DATA LINES -
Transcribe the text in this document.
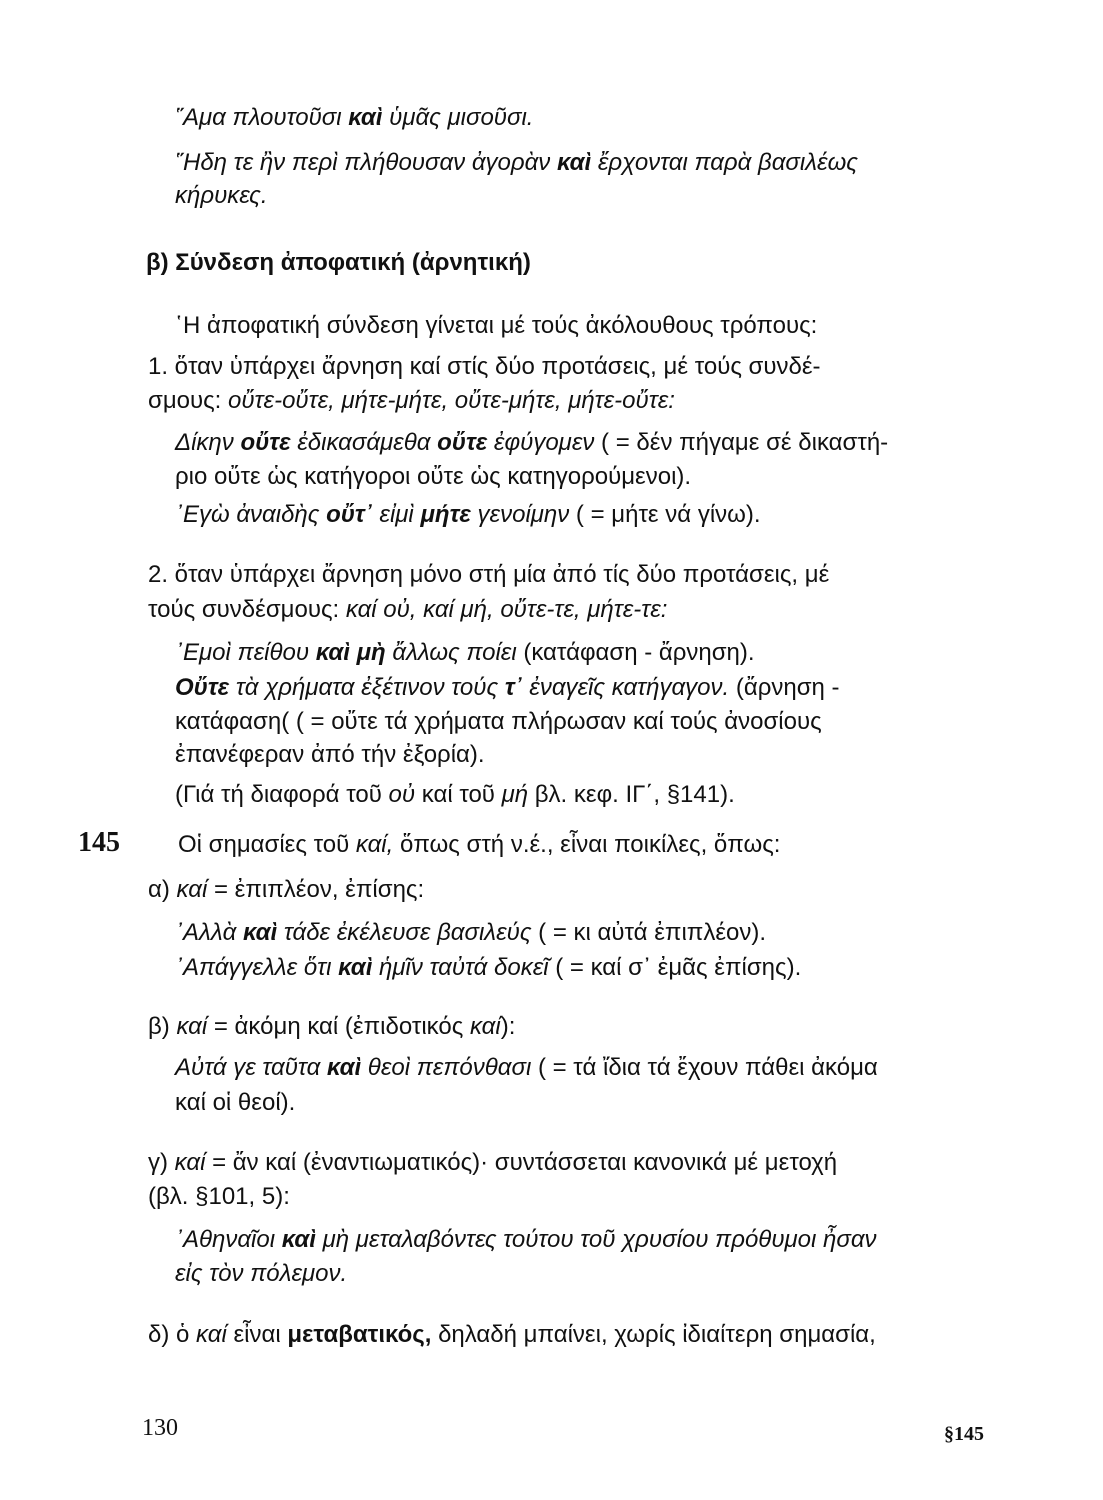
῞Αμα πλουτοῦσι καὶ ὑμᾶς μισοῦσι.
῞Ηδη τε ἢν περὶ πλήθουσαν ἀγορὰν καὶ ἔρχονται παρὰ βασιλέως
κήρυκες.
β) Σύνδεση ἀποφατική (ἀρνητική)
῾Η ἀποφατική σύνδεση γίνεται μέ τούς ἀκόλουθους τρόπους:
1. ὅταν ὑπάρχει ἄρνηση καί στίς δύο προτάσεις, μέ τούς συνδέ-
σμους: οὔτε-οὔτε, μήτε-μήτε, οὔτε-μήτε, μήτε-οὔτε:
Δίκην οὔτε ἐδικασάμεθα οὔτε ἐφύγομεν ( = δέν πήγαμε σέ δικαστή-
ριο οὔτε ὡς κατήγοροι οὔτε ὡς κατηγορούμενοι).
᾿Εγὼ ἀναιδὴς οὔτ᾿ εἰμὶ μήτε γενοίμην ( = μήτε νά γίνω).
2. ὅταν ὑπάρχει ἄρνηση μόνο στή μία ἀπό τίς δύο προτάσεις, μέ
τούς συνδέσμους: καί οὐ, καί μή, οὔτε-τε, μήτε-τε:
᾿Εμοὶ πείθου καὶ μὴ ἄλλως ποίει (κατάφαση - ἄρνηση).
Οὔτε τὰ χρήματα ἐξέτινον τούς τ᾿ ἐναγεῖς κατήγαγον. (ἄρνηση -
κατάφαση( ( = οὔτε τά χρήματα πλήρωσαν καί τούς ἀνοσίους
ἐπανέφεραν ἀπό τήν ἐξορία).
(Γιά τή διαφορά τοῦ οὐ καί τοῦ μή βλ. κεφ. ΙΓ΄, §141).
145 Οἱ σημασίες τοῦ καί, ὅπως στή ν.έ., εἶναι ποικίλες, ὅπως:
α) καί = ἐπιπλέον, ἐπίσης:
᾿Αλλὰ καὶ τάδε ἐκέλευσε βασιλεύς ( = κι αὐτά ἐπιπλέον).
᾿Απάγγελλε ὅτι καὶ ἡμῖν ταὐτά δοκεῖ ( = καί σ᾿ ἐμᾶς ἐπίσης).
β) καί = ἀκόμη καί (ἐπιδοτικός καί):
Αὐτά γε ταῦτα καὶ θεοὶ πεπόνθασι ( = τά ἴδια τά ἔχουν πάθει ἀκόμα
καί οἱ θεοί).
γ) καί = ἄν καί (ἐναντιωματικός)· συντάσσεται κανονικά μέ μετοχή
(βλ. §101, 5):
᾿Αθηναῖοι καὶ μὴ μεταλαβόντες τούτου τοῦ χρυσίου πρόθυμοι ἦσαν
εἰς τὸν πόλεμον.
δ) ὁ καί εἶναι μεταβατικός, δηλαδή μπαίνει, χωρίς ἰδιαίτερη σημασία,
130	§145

---

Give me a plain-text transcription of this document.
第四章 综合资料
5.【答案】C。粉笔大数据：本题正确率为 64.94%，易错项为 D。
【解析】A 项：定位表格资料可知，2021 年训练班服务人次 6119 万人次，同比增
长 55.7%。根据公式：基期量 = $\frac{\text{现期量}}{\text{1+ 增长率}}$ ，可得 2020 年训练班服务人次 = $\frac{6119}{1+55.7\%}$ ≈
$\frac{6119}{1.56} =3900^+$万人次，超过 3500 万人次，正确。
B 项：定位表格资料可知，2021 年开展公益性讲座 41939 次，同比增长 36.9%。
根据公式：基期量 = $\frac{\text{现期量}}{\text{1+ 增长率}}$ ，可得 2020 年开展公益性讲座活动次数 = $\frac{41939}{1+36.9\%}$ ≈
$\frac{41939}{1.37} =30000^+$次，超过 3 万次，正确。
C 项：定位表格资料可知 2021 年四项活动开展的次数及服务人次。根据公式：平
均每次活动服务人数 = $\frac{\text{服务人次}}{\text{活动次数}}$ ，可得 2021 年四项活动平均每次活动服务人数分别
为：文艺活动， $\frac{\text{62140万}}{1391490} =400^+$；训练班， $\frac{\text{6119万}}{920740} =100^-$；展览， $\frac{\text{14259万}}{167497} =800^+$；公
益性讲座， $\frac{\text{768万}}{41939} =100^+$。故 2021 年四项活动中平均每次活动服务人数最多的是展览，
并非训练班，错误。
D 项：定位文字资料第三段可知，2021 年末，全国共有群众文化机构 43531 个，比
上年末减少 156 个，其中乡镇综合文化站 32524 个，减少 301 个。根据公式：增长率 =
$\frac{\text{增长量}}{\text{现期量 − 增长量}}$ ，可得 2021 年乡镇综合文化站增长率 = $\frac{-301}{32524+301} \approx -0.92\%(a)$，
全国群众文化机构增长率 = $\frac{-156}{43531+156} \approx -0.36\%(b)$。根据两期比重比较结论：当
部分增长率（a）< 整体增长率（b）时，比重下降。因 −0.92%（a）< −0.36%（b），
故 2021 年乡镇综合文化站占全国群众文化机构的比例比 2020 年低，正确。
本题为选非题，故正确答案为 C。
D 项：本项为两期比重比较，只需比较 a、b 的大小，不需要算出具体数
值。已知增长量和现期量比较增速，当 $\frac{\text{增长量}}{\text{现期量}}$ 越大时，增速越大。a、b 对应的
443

SHORT TASK - Find the word "ἀποφατική" and list each line it appears in.

SOLUTION TO THIS PROBLEM -
β) Σύνδεση ἀποφατική (ἀρνητική)
῾Η ἀποφατική σύνδεση γίνεται μέ τούς ἀκόλουθους τρόπους:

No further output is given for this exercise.